<<<<

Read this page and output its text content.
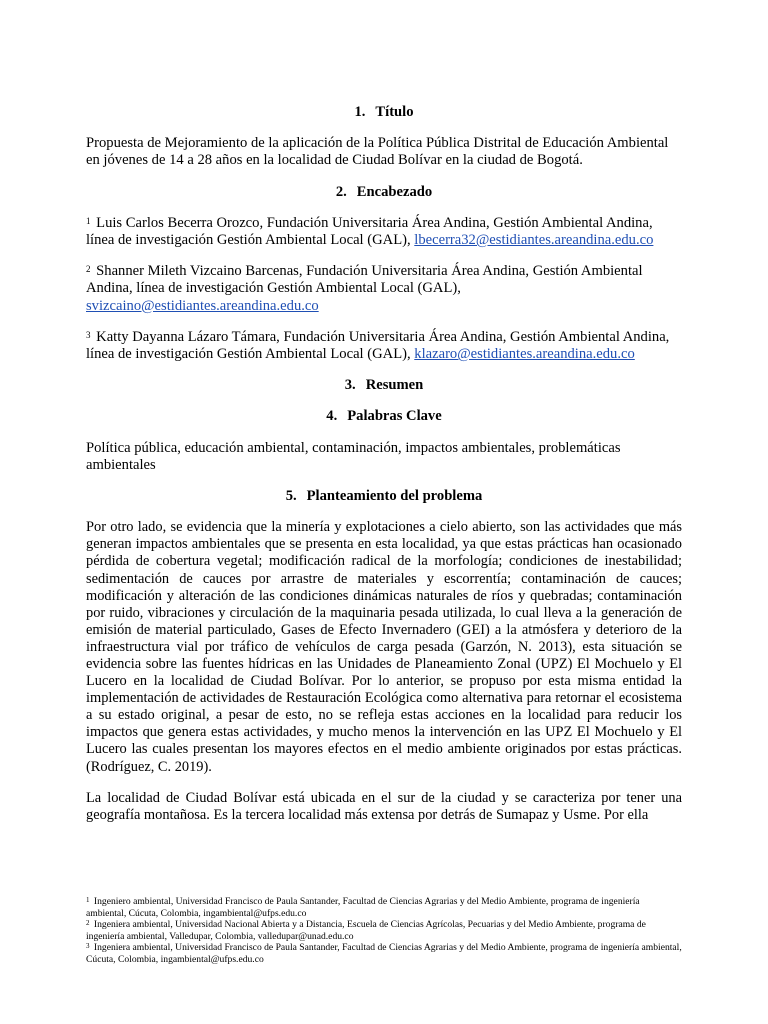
1. Título

Propuesta de Mejoramiento de la aplicación de la Política Pública Distrital de Educación Ambiental en jóvenes de 14 a 28 años en la localidad de Ciudad Bolívar en la ciudad de Bogotá.

2. Encabezado

$^1$ Luis Carlos Becerra Orozco, Fundación Universitaria Área Andina, Gestión Ambiental Andina, línea de investigación Gestión Ambiental Local (GAL), lbecerra32@estidiantes.areandina.edu.co

$^2$ Shanner Mileth Vizcaino Barcenas, Fundación Universitaria Área Andina, Gestión Ambiental Andina, línea de investigación Gestión Ambiental Local (GAL), svizcaino@estidiantes.areandina.edu.co

$^3$ Katty Dayanna Lázaro Támara, Fundación Universitaria Área Andina, Gestión Ambiental Andina, línea de investigación Gestión Ambiental Local (GAL), klazaro@estidiantes.areandina.edu.co

3. Resumen
4. Palabras Clave

Política pública, educación ambiental, contaminación, impactos ambientales, problemáticas ambientales

5. Planteamiento del problema

Por otro lado, se evidencia que la minería y explotaciones a cielo abierto, son las actividades que más generan impactos ambientales que se presenta en esta localidad, ya que estas prácticas han ocasionado pérdida de cobertura vegetal; modificación radical de la morfología; condiciones de inestabilidad; sedimentación de cauces por arrastre de materiales y escorrentía; contaminación de cauces; modificación y alteración de las condiciones dinámicas naturales de ríos y quebradas; contaminación por ruido, vibraciones y circulación de la maquinaria pesada utilizada, lo cual lleva a la generación de emisión de material particulado, Gases de Efecto Invernadero (GEI) a la atmósfera y deterioro de la infraestructura vial por tráfico de vehículos de carga pesada (Garzón, N. 2013), esta situación se evidencia sobre las fuentes hídricas en las Unidades de Planeamiento Zonal (UPZ) El Mochuelo y El Lucero en la localidad de Ciudad Bolívar. Por lo anterior, se propuso por esta misma entidad la implementación de actividades de Restauración Ecológica como alternativa para retornar el ecosistema a su estado original, a pesar de esto, no se refleja estas acciones en la localidad para reducir los impactos que genera estas actividades, y mucho menos la intervención en las UPZ El Mochuelo y El Lucero las cuales presentan los mayores efectos en el medio ambiente originados por estas prácticas. (Rodríguez, C. 2019).

La localidad de Ciudad Bolívar está ubicada en el sur de la ciudad y se caracteriza por tener una geografía montañosa. Es la tercera localidad más extensa por detrás de Sumapaz y Usme. Por ella

$^1$ Ingeniero ambiental, Universidad Francisco de Paula Santander, Facultad de Ciencias Agrarias y del Medio Ambiente, programa de ingeniería ambiental, Cúcuta, Colombia, ingambiental@ufps.edu.co

$^2$ Ingeniera ambiental, Universidad Nacional Abierta y a Distancia, Escuela de Ciencias Agrícolas, Pecuarias y del Medio Ambiente, programa de ingeniería ambiental, Valledupar, Colombia, valledupar@unad.edu.co

$^3$ Ingeniera ambiental, Universidad Francisco de Paula Santander, Facultad de Ciencias Agrarias y del Medio Ambiente, programa de ingeniería ambiental, Cúcuta, Colombia, ingambiental@ufps.edu.co
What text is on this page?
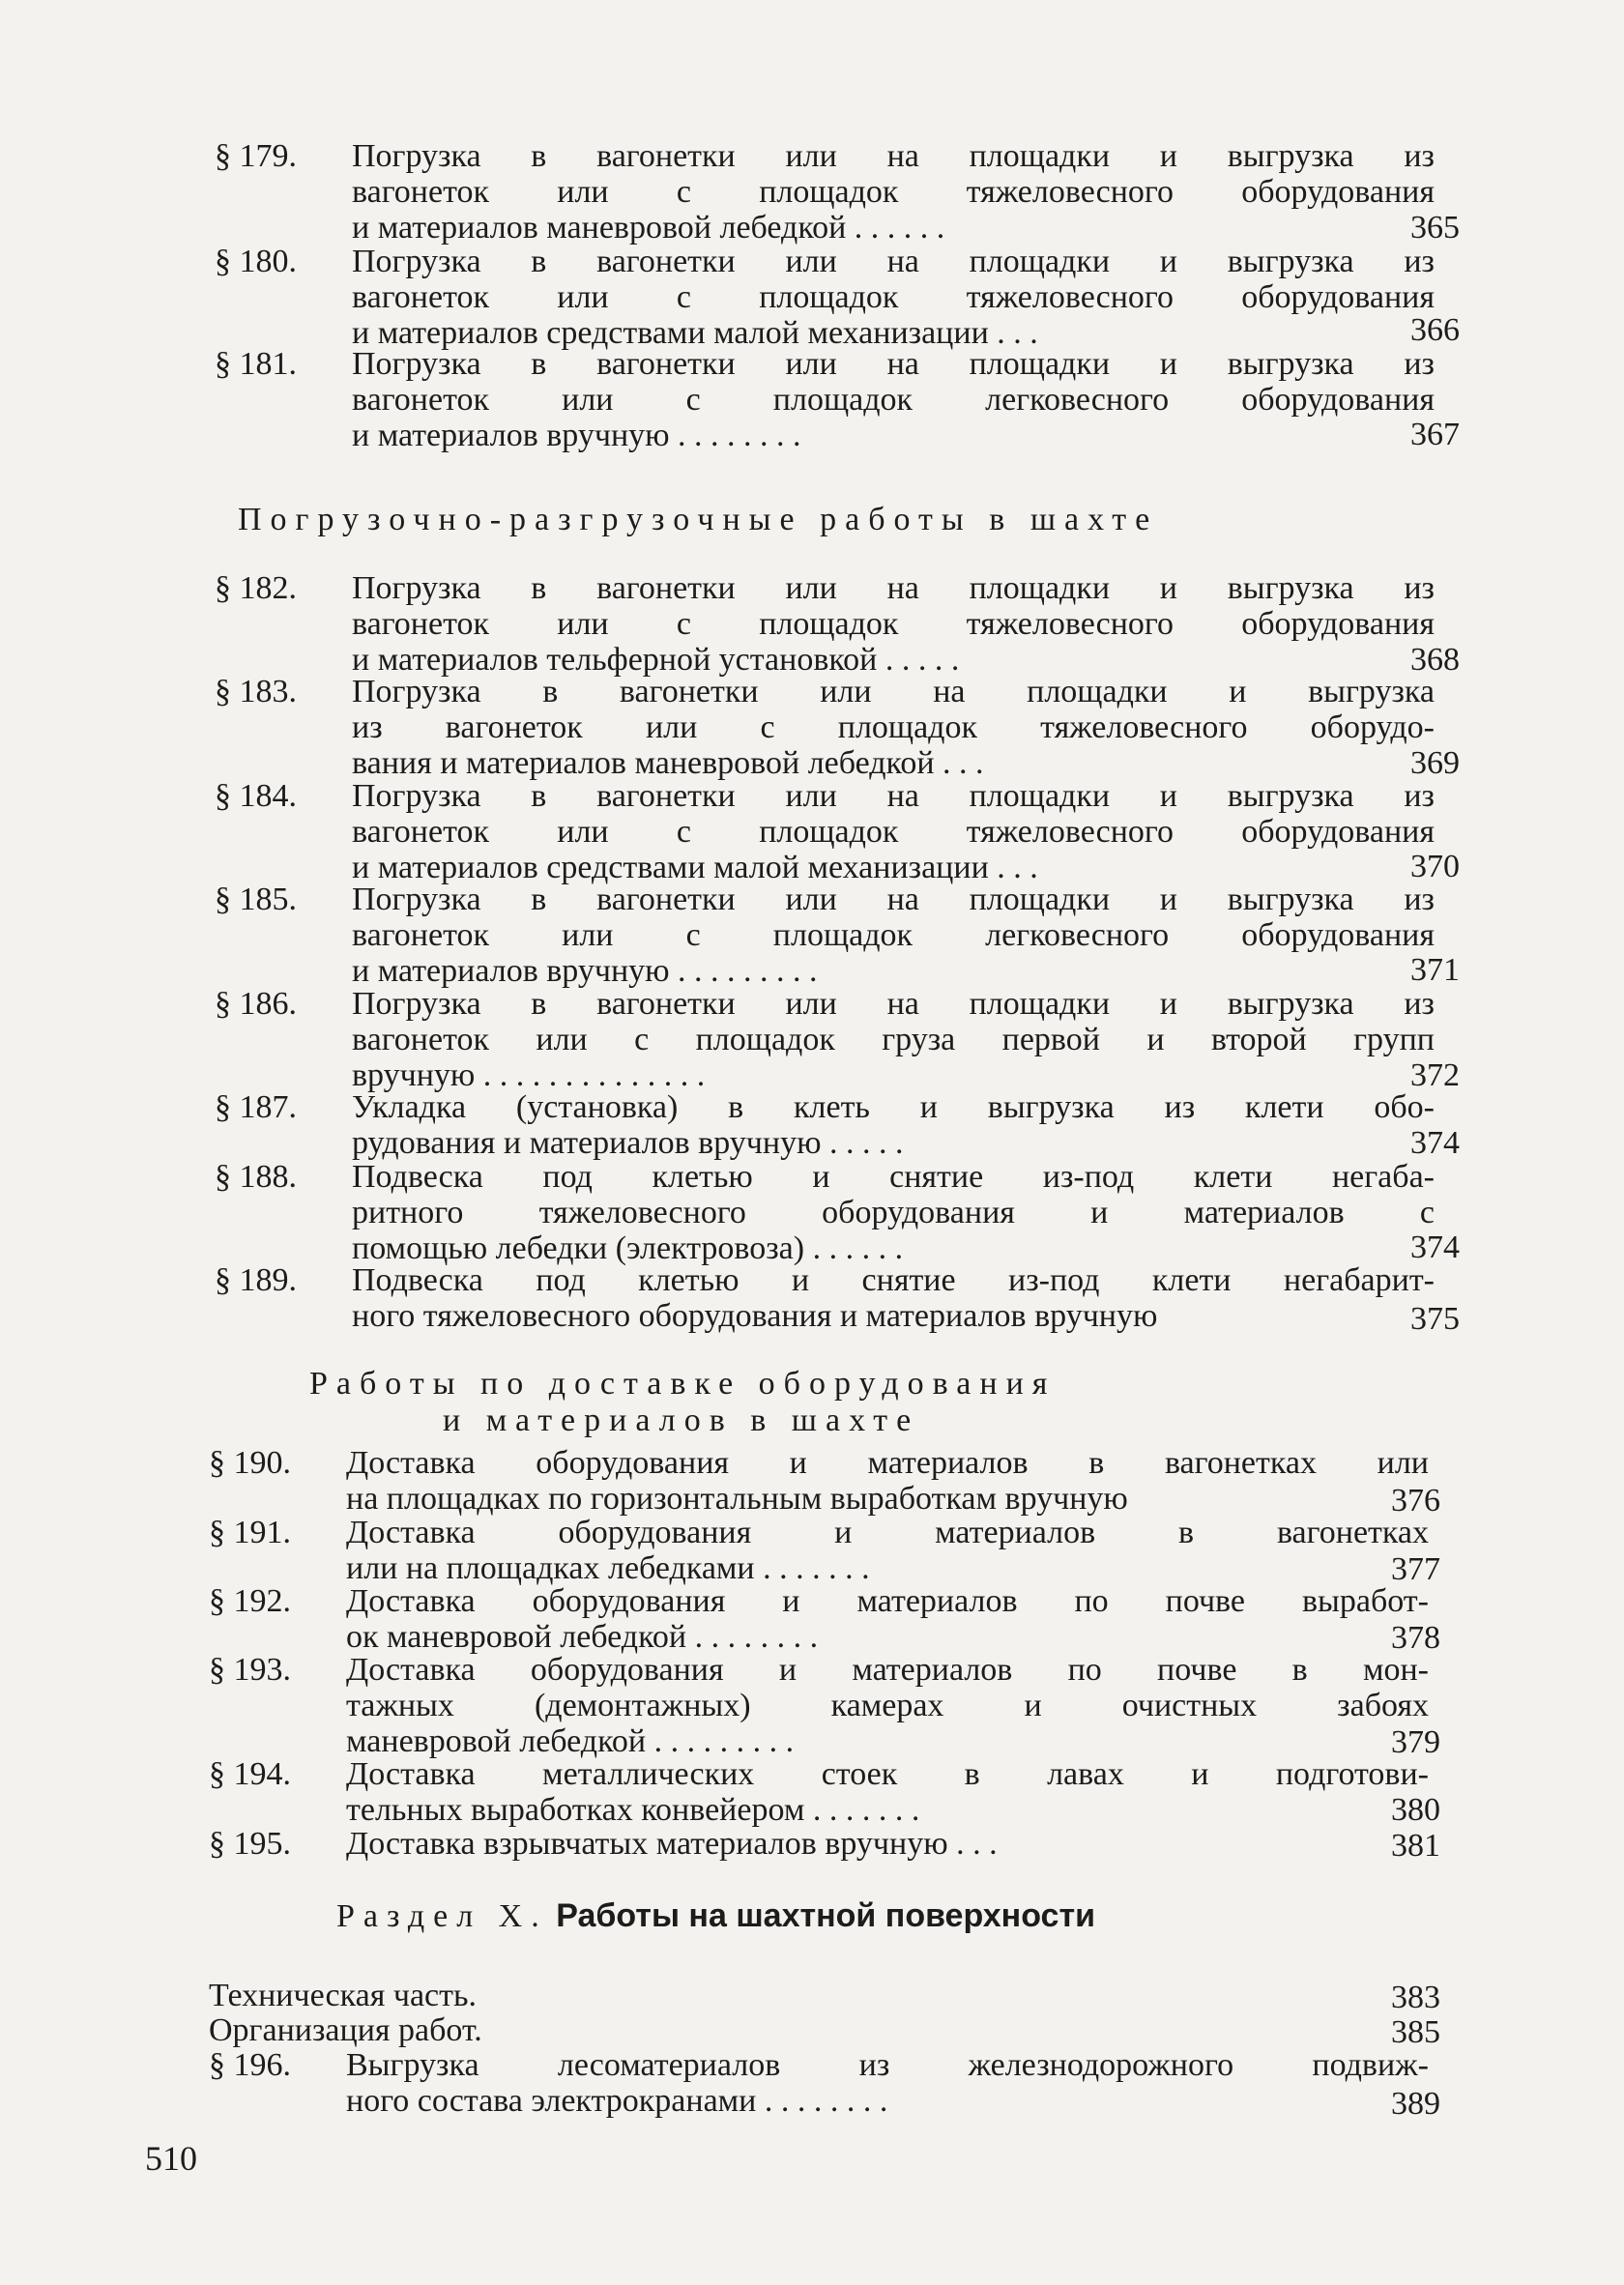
§ 179.	Погрузка в вагонетки или на площадки и выгрузка из
вагонеток или с площадок тяжеловесного оборудования
и материалов маневровой лебедкой . . . . . .	365
§ 180.	Погрузка в вагонетки или на площадки и выгрузка из
вагонеток или с площадок тяжеловесного оборудования
и материалов средствами малой механизации . . .	366
§ 181.	Погрузка в вагонетки или на площадки и выгрузка из
вагонеток или с площадок легковесного оборудования
и материалов вручную . . . . . . . .	367
Погрузочно-разгрузочные работы в шахте
§ 182.	Погрузка в вагонетки или на площадки и выгрузка из
вагонеток или с площадок тяжеловесного оборудования
и материалов тельферной установкой . . . . .	368
§ 183.	Погрузка в вагонетки или на площадки и выгрузка
из вагонеток или с площадок тяжеловесного оборудо-
вания и материалов маневровой лебедкой . . .	369
§ 184.	Погрузка в вагонетки или на площадки и выгрузка из
вагонеток или с площадок тяжеловесного оборудования
и материалов средствами малой механизации . . .	370
§ 185.	Погрузка в вагонетки или на площадки и выгрузка из
вагонеток или с площадок легковесного оборудования
и материалов вручную . . . . . . . . .	371
§ 186.	Погрузка в вагонетки или на площадки и выгрузка из
вагонеток или с площадок груза первой и второй групп
вручную . . . . . . . . . . . . . .	372
§ 187.	Укладка (установка) в клеть и выгрузка из клети обо-
рудования и материалов вручную . . . . .	374
§ 188.	Подвеска под клетью и снятие из-под клети негаба-
ритного тяжеловесного оборудования и материалов с
помощью лебедки (электровоза) . . . . . .	374
§ 189.	Подвеска под клетью и снятие из-под клети негабарит-
ного тяжеловесного оборудования и материалов вручную	375
Работы по доставке оборудования
и материалов в шахте
§ 190.	Доставка оборудования и материалов в вагонетках или
на площадках по горизонтальным выработкам вручную	376
§ 191.	Доставка оборудования и материалов в вагонетках
или на площадках лебедками . . . . . . .	377
§ 192.	Доставка оборудования и материалов по почве выработ-
ок маневровой лебедкой . . . . . . . .	378
§ 193.	Доставка оборудования и материалов по почве в мон-
тажных (демонтажных) камерах и очистных забоях
маневровой лебедкой . . . . . . . . .	379
§ 194.	Доставка металлических стоек в лавах и подготови-
тельных выработках конвейером . . . . . . .	380
§ 195.	Доставка взрывчатых материалов вручную . . .	381
Раздел X. Работы на шахтной поверхности
Техническая часть.	383
Организация работ.	385
§ 196.	Выгрузка лесоматериалов из железнодорожного подвиж-
ного состава электрокранами . . . . . . . .	389
510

>>>>

Print out every entry above without changing a word, and leave out the pictures.

*THE RESPONSE*
Read this page and output its text content.
1. Título

Propuesta de Mejoramiento de la aplicación de la Política Pública Distrital de Educación Ambiental en jóvenes de 14 a 28 años en la localidad de Ciudad Bolívar en la ciudad de Bogotá.

2. Encabezado

$^1$ Luis Carlos Becerra Orozco, Fundación Universitaria Área Andina, Gestión Ambiental Andina, línea de investigación Gestión Ambiental Local (GAL), lbecerra32@estidiantes.areandina.edu.co

$^2$ Shanner Mileth Vizcaino Barcenas, Fundación Universitaria Área Andina, Gestión Ambiental Andina, línea de investigación Gestión Ambiental Local (GAL), svizcaino@estidiantes.areandina.edu.co

$^3$ Katty Dayanna Lázaro Támara, Fundación Universitaria Área Andina, Gestión Ambiental Andina, línea de investigación Gestión Ambiental Local (GAL), klazaro@estidiantes.areandina.edu.co

3. Resumen
4. Palabras Clave

Política pública, educación ambiental, contaminación, impactos ambientales, problemáticas ambientales

5. Planteamiento del problema

Por otro lado, se evidencia que la minería y explotaciones a cielo abierto, son las actividades que más generan impactos ambientales que se presenta en esta localidad, ya que estas prácticas han ocasionado pérdida de cobertura vegetal; modificación radical de la morfología; condiciones de inestabilidad; sedimentación de cauces por arrastre de materiales y escorrentía; contaminación de cauces; modificación y alteración de las condiciones dinámicas naturales de ríos y quebradas; contaminación por ruido, vibraciones y circulación de la maquinaria pesada utilizada, lo cual lleva a la generación de emisión de material particulado, Gases de Efecto Invernadero (GEI) a la atmósfera y deterioro de la infraestructura vial por tráfico de vehículos de carga pesada (Garzón, N. 2013), esta situación se evidencia sobre las fuentes hídricas en las Unidades de Planeamiento Zonal (UPZ) El Mochuelo y El Lucero en la localidad de Ciudad Bolívar. Por lo anterior, se propuso por esta misma entidad la implementación de actividades de Restauración Ecológica como alternativa para retornar el ecosistema a su estado original, a pesar de esto, no se refleja estas acciones en la localidad para reducir los impactos que genera estas actividades, y mucho menos la intervención en las UPZ El Mochuelo y El Lucero las cuales presentan los mayores efectos en el medio ambiente originados por estas prácticas. (Rodríguez, C. 2019).

La localidad de Ciudad Bolívar está ubicada en el sur de la ciudad y se caracteriza por tener una geografía montañosa. Es la tercera localidad más extensa por detrás de Sumapaz y Usme. Por ella

$^1$ Ingeniero ambiental, Universidad Francisco de Paula Santander, Facultad de Ciencias Agrarias y del Medio Ambiente, programa de ingeniería ambiental, Cúcuta, Colombia, ingambiental@ufps.edu.co

$^2$ Ingeniera ambiental, Universidad Nacional Abierta y a Distancia, Escuela de Ciencias Agrícolas, Pecuarias y del Medio Ambiente, programa de ingeniería ambiental, Valledupar, Colombia, valledupar@unad.edu.co

$^3$ Ingeniera ambiental, Universidad Francisco de Paula Santander, Facultad de Ciencias Agrarias y del Medio Ambiente, programa de ingeniería ambiental, Cúcuta, Colombia, ingambiental@ufps.edu.co
What text is on this page?
§ 179.	Погрузка в вагонетки или на площадки и выгрузка из
вагонеток или с площадок тяжеловесного оборудования
и материалов маневровой лебедкой . . . . . .	365
§ 180.	Погрузка в вагонетки или на площадки и выгрузка из
вагонеток или с площадок тяжеловесного оборудования
и материалов средствами малой механизации . . .	366
§ 181.	Погрузка в вагонетки или на площадки и выгрузка из
вагонеток или с площадок легковесного оборудования
и материалов вручную . . . . . . . .	367
Погрузочно-разгрузочные работы в шахте
§ 182.	Погрузка в вагонетки или на площадки и выгрузка из
вагонеток или с площадок тяжеловесного оборудования
и материалов тельферной установкой . . . . .	368
§ 183.	Погрузка в вагонетки или на площадки и выгрузка
из вагонеток или с площадок тяжеловесного оборудо-
вания и материалов маневровой лебедкой . . .	369
§ 184.	Погрузка в вагонетки или на площадки и выгрузка из
вагонеток или с площадок тяжеловесного оборудования
и материалов средствами малой механизации . . .	370
§ 185.	Погрузка в вагонетки или на площадки и выгрузка из
вагонеток или с площадок легковесного оборудования
и материалов вручную . . . . . . . . .	371
§ 186.	Погрузка в вагонетки или на площадки и выгрузка из
вагонеток или с площадок груза первой и второй групп
вручную . . . . . . . . . . . . . .	372
§ 187.	Укладка (установка) в клеть и выгрузка из клети обо-
рудования и материалов вручную . . . . .	374
§ 188.	Подвеска под клетью и снятие из-под клети негаба-
ритного тяжеловесного оборудования и материалов с
помощью лебедки (электровоза) . . . . . .	374
§ 189.	Подвеска под клетью и снятие из-под клети негабарит-
ного тяжеловесного оборудования и материалов вручную	375
Работы по доставке оборудования
и материалов в шахте
§ 190.	Доставка оборудования и материалов в вагонетках или
на площадках по горизонтальным выработкам вручную	376
§ 191.	Доставка оборудования и материалов в вагонетках
или на площадках лебедками . . . . . . .	377
§ 192.	Доставка оборудования и материалов по почве выработ-
ок маневровой лебедкой . . . . . . . .	378
§ 193.	Доставка оборудования и материалов по почве в мон-
тажных (демонтажных) камерах и очистных забоях
маневровой лебедкой . . . . . . . . .	379
§ 194.	Доставка металлических стоек в лавах и подготови-
тельных выработках конвейером . . . . . . .	380
§ 195.	Доставка взрывчатых материалов вручную . . .	381
Раздел X. Работы на шахтной поверхности
Техническая часть.	383
Организация работ.	385
§ 196.	Выгрузка лесоматериалов из железнодорожного подвиж-
ного состава электрокранами . . . . . . . .	389
510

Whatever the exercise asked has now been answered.